═══ Document excerpt ═══

The energy performance of the building is an essential topic not only because of environmental aspects, but also because of the operating costs. Ensuring proper operating conditions while keeping the cost of use low is often a complex task that requires the consideration of many concepts. In such situations, designers face some opportunities to reduce heat losses resulting from the construction of the building and operating systems. However, the simplest methods of thermal modernization involving insulating the building or replacing door and window frames, are not always possible. As in the case of the Turowka Hotel, it would be unacceptable to disturb the structure and form of the historic building. Nevertheless, technological progress makes it possible to improve energy efficiency using modern solutions with higher efficiency.

According to the project, the proposed retrofit for the Turówka hotel does not include changes in partitions and woodwork elements. The plan is to replace the current gas boilers with tri-generation units designed to cover the needs of both the central heating system and low-temperature heat-supplying fan coil units on the premises. The chillers also provide the primary cooling source for the air-conditioning system, supported at peak by a free-cooling chiller. The thermo-modernization also includes the introduction of timed automation to reduce heat losses needed for hot water preparation. The ventilation system includes replacing the existing air-handling units with units equipped with counterflow heat exchangers with a seasonal efficiency of more than 87%. As simulation results show, the implementation of the proposed solution reduces emissions by less than 80%, as well as reduces the demand for gas and electricity, which translates into reduced operating costs.

═══ Data listing ═══

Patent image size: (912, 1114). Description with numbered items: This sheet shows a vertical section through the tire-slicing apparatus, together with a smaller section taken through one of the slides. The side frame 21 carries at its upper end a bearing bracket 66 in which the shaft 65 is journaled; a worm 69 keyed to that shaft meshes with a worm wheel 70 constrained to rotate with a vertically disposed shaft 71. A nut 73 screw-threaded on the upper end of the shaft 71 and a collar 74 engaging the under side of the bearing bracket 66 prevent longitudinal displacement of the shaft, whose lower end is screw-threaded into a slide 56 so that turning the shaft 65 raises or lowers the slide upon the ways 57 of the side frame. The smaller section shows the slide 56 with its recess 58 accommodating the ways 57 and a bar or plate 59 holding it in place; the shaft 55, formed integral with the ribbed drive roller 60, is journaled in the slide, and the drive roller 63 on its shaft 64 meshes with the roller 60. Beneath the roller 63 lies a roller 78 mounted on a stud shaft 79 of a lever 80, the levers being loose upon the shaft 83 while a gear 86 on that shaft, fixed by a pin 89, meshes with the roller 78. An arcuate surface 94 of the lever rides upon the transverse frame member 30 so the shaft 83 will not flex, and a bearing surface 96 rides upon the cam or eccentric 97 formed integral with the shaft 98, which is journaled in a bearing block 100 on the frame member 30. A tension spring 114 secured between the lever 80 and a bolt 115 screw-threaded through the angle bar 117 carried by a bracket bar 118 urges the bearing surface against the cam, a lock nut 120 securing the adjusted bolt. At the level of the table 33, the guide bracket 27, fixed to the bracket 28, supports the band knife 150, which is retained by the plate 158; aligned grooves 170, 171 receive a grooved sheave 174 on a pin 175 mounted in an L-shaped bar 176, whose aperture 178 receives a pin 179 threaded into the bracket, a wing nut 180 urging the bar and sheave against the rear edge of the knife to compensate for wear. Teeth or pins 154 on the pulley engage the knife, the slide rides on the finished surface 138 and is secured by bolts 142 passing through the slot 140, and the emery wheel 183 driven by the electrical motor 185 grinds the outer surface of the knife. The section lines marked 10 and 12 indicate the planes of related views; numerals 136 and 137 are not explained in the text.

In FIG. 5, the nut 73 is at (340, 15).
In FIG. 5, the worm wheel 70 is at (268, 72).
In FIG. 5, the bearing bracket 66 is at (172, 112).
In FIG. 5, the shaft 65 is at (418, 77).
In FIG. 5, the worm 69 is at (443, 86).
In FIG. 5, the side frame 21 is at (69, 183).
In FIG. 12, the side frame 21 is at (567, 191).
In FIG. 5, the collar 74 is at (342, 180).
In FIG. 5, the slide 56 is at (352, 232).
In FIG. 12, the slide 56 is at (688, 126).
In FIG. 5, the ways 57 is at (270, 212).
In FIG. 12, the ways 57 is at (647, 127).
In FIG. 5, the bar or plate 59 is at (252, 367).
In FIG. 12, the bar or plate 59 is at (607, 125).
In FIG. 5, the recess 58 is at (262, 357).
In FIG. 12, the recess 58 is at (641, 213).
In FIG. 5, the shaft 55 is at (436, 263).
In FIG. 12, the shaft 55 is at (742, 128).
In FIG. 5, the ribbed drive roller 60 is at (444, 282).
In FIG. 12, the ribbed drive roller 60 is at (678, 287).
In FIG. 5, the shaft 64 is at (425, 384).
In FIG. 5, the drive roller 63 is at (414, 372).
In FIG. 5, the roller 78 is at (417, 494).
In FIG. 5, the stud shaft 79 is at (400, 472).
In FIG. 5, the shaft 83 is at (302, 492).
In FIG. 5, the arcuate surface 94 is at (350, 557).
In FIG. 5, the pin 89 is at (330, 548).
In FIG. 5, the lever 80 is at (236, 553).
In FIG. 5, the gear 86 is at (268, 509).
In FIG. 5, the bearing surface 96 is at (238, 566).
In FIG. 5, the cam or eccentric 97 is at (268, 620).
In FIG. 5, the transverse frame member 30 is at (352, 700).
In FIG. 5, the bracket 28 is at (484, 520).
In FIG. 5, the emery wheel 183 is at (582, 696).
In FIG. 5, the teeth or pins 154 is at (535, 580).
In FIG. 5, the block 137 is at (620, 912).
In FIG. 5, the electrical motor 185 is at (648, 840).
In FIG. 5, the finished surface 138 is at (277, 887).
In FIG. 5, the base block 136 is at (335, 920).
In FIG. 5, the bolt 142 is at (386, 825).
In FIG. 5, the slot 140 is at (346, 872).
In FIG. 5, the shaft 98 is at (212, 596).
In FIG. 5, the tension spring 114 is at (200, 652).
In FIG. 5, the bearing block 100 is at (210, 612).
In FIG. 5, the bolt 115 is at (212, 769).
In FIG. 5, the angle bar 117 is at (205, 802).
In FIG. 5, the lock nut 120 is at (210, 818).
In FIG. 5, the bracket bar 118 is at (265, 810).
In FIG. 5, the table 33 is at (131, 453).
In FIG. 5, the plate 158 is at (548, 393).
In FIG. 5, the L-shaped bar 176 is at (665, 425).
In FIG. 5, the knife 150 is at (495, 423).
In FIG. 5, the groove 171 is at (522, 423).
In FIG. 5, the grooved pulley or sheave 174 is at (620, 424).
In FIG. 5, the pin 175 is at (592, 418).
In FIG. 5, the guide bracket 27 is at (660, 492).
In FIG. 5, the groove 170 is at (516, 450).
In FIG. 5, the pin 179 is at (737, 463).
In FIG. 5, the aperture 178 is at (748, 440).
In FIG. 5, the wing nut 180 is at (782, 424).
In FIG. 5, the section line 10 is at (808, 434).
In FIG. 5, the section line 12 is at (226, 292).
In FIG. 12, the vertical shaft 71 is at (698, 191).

═══

Required tasks:
1. Edit the passage on the Turówka Hotel retrofit: reproduce everything from "The energy performance" down to "with higher efficiency.", replacing "designers" with "engineers".
2. Proceed with the passage on the Turówka Hotel retrofit, continuing it from the point where it stops.
The items come from a different source than the passage on the Turówka Hotel retrofit.

List of answers:
1.
The energy performance of the building is an essential topic not only because of environmental aspects, but also because of the operating costs. Ensuring proper operating conditions while keeping the cost of use low is often a complex task that requires the consideration of many concepts. In such situations, engineers face some opportunities to reduce heat losses resulting from the construction of the building and operating systems. However, the simplest methods of thermal modernization involving insulating the building or replacing door and window frames, are not always possible. As in the case of the Turowka Hotel, it would be unacceptable to disturb the structure and form of the historic building. Nevertheless, technological progress makes it possible to improve energy efficiency using modern solutions with higher efficiency.

2.
As the energy characteristics performed for the conditions before the retrofit show, the building does not meet current building standards, which translates into costs associated with the use of the hotel. Therefore, technology changes are necessary, and the proposed system should provide indoor comfort conditions with low operating expenses. The question of how the proposed system will perform in reality does not have a clear answer, as the technology used is a new solution implemented in 2020. Unfortunately, due to the epidemiological situation and the periodic closure of hotel facilities, as well as the low number of guests, comparing these values with previous years and assessing the effectiveness of the solution based on actual results will only be possible after the pandemic is over and the hotel is operational. Nevertheless, as analysis shows, the proposed measures should contribute to a decrease in energy consumption and operating costs. As the analyzed case provides, each facility is individual, with its characteristic features. However, the measures in each facility should ensure the desired effect of reducing energy demand. The percentage demand reduction will depend on the initial consumption value, the scope of modernization measures, and the replacement of installations. Only a comprehensive approach will allow effective demand reduction, and the scale depends on the individual characteristics of the object and the solutions used.